Filter the records below down to lines containing "Ужгородський".

* * * * * * *

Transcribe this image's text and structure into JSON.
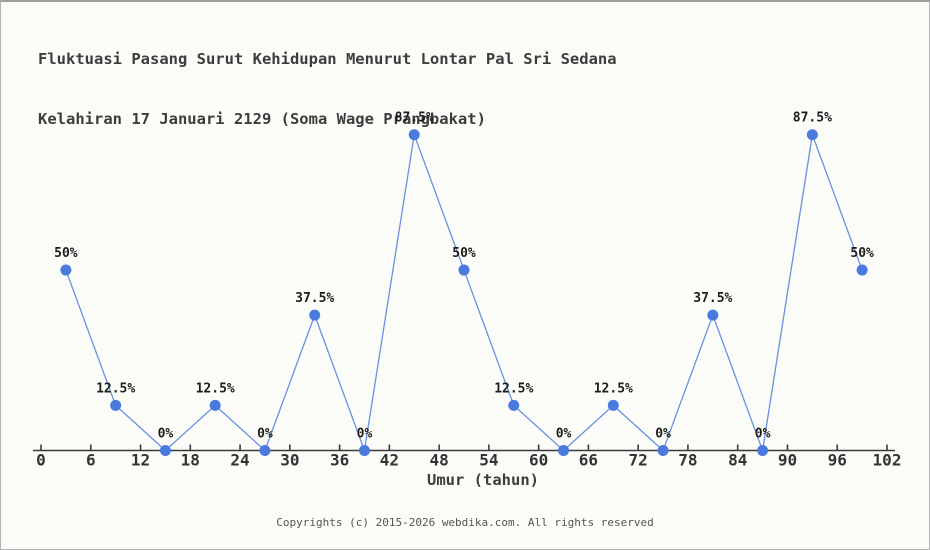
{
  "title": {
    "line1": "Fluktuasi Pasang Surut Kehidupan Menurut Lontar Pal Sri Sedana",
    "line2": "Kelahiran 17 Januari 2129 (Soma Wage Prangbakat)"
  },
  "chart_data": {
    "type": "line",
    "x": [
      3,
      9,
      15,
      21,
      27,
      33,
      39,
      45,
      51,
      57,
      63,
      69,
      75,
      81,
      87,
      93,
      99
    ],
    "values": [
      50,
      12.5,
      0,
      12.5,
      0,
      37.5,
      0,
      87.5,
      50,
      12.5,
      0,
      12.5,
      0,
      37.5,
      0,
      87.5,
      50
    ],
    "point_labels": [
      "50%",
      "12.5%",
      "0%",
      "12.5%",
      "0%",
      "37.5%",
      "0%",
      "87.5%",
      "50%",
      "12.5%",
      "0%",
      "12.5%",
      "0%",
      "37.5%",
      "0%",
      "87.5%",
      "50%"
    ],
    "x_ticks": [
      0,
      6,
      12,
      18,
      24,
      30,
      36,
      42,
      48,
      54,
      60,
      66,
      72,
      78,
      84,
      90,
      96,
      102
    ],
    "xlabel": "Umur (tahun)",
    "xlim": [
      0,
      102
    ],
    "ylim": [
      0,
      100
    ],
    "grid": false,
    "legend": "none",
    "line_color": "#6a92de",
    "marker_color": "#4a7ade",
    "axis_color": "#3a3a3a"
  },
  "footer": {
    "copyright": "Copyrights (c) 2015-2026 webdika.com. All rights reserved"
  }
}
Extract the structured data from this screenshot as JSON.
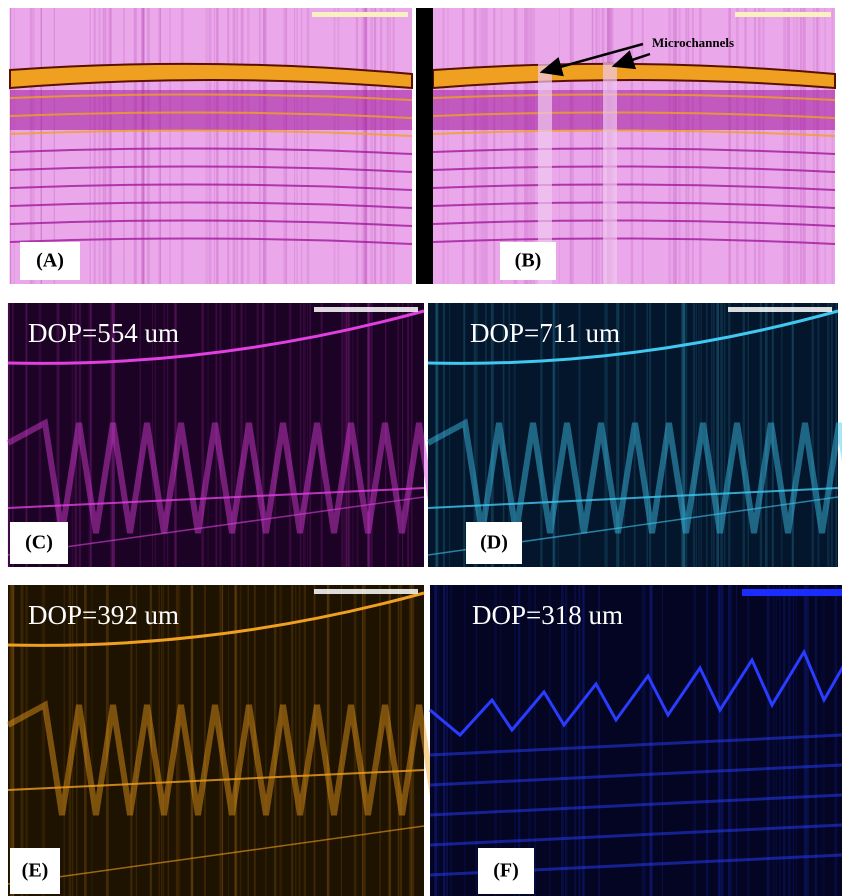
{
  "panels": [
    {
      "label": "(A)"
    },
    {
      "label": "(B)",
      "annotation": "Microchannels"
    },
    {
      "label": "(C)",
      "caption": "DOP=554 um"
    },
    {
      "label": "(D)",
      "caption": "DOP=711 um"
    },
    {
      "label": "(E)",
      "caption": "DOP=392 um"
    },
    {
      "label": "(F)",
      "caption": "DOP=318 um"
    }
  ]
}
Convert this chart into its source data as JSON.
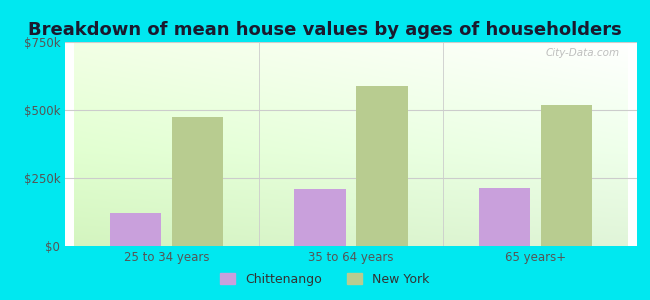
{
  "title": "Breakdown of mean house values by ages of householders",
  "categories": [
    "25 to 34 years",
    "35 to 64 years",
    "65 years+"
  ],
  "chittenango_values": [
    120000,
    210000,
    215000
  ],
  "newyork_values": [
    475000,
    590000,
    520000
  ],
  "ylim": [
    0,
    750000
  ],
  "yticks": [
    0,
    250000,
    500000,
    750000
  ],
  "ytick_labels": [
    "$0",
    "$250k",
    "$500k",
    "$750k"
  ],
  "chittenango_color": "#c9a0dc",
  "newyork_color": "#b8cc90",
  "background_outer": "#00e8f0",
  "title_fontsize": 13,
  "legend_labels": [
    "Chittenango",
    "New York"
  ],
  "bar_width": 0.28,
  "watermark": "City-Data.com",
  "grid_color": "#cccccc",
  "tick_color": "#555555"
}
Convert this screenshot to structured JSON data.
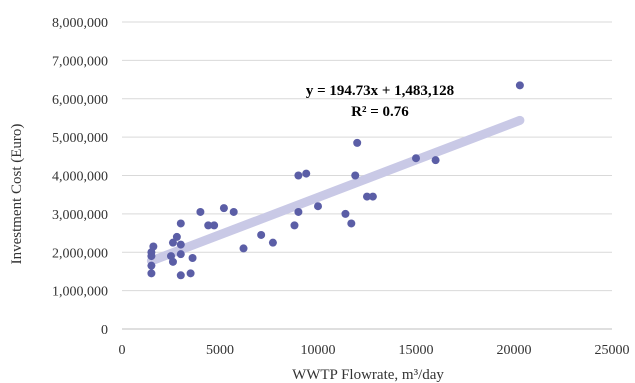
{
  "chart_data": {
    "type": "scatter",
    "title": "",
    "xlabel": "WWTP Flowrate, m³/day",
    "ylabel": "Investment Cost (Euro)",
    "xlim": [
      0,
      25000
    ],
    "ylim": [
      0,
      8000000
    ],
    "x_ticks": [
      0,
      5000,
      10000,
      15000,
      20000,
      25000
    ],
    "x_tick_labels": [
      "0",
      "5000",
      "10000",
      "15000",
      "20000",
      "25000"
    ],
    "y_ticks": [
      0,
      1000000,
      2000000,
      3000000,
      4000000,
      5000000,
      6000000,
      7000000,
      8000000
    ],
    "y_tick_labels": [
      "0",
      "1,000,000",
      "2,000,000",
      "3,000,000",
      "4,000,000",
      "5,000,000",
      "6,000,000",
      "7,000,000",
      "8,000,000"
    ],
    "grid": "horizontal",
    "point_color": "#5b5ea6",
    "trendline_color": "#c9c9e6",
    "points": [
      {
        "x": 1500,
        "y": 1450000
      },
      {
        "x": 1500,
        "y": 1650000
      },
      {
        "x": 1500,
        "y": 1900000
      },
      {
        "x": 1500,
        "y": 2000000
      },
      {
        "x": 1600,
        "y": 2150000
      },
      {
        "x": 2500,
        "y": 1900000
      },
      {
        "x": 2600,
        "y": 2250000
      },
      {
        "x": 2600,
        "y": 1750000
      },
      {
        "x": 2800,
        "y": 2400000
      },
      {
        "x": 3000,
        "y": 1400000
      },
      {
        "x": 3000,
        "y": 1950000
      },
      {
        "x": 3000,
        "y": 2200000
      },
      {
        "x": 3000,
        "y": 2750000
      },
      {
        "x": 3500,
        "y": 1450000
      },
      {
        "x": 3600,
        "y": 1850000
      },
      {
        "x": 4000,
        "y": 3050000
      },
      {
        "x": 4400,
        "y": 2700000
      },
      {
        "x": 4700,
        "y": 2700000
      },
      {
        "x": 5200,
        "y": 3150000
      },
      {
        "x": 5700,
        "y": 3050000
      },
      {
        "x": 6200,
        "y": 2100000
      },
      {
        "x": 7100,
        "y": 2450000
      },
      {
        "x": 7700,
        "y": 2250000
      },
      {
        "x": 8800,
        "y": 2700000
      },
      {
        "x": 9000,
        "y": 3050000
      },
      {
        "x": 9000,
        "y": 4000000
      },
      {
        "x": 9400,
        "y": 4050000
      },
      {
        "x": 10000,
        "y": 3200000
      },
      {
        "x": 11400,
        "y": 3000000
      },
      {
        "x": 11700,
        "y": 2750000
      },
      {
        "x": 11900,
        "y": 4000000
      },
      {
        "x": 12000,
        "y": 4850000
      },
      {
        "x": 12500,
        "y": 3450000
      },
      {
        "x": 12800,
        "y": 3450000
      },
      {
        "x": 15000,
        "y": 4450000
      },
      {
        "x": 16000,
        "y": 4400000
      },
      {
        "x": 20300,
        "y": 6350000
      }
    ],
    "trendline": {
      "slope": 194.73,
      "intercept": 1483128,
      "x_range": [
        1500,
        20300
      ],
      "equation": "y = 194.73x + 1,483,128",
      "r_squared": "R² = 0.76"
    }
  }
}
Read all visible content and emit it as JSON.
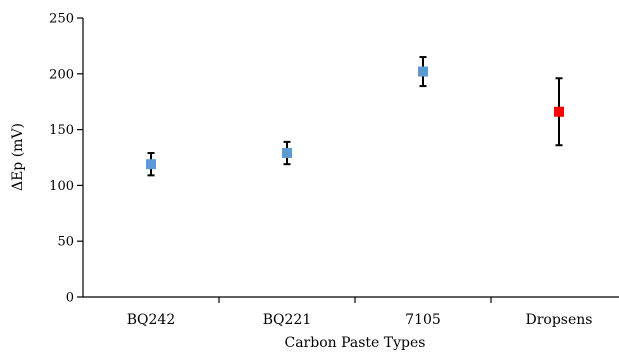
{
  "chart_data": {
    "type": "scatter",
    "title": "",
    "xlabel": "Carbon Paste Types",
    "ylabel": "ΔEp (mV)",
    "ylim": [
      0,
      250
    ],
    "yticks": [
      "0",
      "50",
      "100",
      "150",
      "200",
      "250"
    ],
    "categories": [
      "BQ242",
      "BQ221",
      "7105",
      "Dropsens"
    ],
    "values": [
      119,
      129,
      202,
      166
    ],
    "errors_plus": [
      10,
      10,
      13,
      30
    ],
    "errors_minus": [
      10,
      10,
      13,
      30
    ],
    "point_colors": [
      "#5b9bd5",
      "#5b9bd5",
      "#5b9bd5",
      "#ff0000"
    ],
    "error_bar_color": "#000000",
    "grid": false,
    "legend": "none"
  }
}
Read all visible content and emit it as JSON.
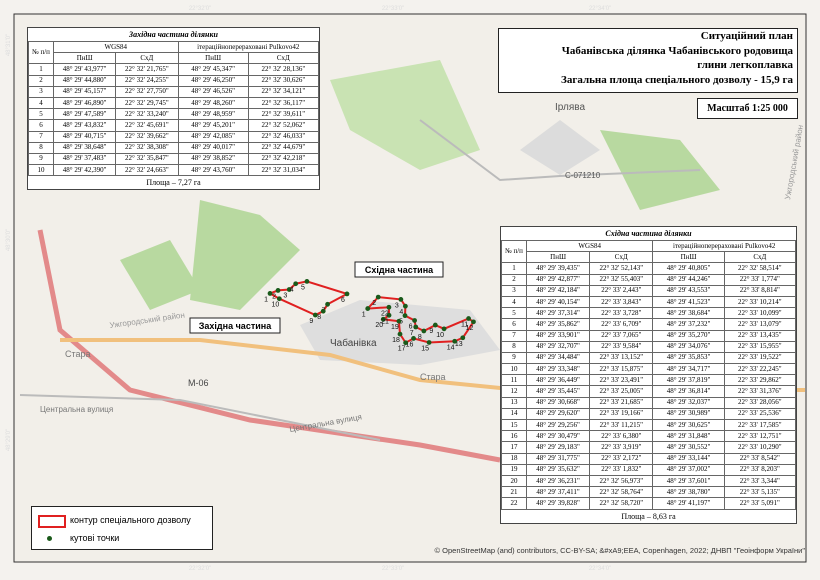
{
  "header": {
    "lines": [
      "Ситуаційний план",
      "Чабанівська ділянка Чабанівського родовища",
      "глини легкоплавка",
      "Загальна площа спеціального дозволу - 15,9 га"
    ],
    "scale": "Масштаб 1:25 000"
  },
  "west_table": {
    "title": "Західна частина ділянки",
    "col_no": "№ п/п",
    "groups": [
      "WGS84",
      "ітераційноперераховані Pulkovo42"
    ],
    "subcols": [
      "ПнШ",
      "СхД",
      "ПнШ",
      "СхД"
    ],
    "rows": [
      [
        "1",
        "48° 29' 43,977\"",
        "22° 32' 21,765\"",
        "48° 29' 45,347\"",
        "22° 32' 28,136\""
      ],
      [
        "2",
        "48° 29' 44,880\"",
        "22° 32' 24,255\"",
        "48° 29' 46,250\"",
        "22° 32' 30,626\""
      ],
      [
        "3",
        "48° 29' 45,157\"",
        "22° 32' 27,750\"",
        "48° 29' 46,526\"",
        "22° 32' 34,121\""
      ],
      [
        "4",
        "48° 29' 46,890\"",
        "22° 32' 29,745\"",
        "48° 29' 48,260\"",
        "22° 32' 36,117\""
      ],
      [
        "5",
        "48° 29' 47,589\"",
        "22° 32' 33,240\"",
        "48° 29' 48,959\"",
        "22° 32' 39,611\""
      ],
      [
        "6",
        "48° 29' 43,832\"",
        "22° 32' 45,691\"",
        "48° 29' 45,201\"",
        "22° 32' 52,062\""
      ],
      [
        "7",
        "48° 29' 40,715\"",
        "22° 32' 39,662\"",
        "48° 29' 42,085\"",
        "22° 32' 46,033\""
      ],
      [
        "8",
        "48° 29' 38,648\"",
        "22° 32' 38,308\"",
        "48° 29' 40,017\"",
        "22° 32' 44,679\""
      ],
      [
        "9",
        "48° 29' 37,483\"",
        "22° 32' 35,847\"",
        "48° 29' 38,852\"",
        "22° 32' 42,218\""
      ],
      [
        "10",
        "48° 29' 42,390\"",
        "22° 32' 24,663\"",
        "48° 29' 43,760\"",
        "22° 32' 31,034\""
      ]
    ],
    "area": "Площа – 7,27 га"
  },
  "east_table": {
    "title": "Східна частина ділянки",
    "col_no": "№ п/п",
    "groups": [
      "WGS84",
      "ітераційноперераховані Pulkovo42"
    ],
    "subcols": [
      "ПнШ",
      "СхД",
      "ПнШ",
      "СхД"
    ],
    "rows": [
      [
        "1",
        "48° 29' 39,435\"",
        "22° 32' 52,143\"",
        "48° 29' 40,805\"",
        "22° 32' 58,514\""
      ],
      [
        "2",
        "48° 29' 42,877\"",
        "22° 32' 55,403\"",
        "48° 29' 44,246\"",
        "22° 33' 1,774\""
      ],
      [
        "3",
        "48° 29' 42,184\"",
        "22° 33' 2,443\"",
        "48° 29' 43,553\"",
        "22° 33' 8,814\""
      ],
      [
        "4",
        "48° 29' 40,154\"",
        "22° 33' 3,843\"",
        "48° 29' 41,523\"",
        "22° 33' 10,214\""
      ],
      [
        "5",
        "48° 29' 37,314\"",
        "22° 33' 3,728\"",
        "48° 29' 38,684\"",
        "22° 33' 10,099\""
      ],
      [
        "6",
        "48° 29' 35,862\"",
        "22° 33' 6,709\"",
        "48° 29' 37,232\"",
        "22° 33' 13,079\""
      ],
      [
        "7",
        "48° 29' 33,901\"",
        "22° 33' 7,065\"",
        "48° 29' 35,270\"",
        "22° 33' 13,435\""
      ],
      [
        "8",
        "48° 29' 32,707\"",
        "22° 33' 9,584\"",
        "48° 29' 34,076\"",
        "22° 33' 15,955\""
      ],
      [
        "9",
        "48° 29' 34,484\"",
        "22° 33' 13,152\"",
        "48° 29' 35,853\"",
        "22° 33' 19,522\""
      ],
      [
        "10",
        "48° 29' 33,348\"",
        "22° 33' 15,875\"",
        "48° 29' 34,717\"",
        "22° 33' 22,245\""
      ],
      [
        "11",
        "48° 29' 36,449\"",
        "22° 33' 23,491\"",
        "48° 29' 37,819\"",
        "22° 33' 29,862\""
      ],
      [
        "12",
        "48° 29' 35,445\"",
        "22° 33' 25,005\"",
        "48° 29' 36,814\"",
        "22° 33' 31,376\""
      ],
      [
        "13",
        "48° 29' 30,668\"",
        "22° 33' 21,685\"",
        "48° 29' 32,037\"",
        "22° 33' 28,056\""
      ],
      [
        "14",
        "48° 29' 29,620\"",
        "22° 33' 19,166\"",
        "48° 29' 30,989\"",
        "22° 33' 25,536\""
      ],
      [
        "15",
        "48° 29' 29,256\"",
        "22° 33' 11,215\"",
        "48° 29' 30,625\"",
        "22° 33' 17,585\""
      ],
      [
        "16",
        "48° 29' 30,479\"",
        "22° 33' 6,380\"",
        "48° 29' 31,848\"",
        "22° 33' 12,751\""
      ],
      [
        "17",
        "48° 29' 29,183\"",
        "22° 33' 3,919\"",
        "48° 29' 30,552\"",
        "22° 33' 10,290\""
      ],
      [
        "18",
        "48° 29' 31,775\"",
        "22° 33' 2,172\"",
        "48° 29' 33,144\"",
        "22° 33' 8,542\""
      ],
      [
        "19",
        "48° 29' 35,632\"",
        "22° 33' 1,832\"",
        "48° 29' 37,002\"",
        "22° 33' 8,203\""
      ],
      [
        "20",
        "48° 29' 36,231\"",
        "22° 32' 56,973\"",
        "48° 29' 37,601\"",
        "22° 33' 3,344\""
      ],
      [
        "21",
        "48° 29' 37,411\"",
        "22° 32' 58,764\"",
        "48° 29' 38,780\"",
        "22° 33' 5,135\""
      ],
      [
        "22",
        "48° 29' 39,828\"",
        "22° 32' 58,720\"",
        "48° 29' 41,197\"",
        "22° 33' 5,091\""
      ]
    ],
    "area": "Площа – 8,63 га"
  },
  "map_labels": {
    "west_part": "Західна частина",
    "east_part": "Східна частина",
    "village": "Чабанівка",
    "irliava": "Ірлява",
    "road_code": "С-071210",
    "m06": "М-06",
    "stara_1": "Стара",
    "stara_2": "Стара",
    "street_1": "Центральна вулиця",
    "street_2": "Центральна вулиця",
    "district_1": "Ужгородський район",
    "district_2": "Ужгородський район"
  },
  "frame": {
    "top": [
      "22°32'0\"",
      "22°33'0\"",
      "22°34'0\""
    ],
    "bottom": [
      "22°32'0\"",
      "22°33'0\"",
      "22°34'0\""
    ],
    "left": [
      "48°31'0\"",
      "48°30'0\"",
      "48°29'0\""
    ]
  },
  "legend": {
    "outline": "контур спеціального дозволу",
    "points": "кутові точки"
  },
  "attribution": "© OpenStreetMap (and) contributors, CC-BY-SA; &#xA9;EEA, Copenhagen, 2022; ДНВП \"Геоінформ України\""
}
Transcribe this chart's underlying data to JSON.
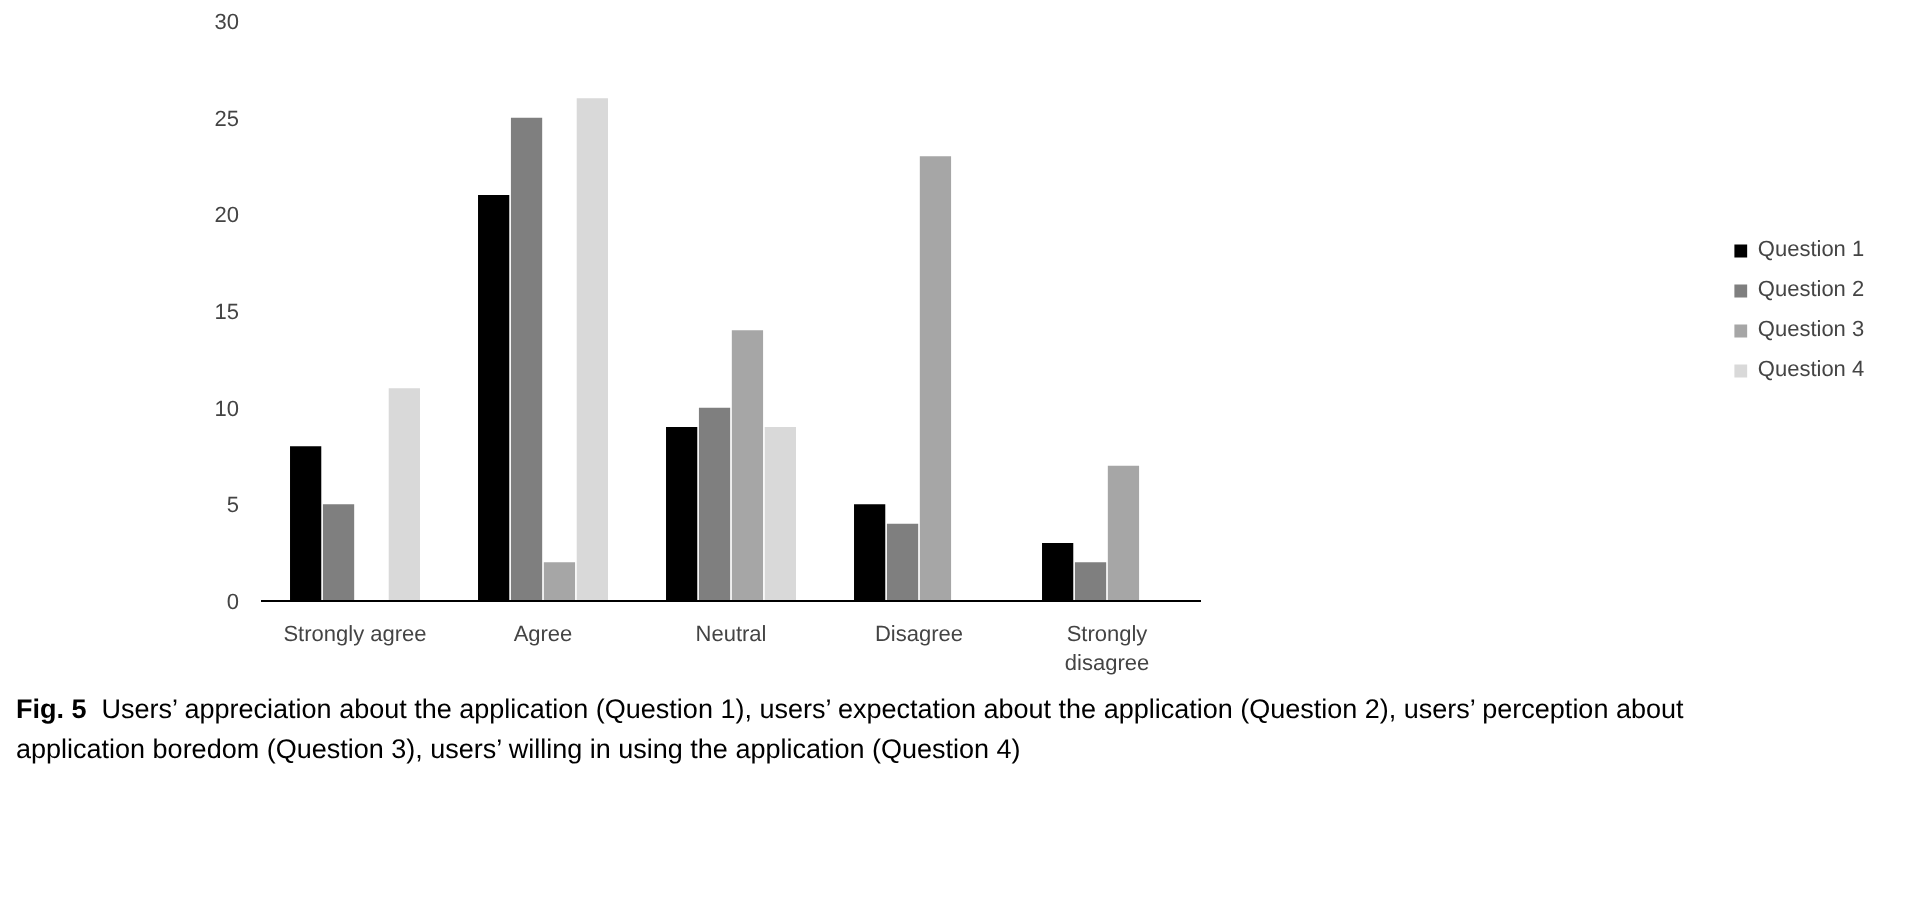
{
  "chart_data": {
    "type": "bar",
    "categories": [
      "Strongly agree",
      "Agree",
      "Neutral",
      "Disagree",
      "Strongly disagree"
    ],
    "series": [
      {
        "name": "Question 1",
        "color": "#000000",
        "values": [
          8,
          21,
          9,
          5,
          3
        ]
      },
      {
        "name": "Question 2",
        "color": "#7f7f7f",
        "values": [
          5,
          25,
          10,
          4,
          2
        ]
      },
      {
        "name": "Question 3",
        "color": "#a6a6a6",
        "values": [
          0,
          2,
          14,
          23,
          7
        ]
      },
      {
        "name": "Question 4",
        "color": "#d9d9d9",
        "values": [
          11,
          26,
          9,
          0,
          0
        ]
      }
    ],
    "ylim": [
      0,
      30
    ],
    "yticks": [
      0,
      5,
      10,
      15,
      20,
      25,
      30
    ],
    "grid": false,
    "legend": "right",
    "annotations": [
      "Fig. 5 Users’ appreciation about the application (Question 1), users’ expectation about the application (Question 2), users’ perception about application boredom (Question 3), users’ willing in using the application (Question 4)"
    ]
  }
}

* * * * * * *

**TASK SOLUTION:**
    "district_1": "Ужгородський район",
    "district_2": "Ужгородський район"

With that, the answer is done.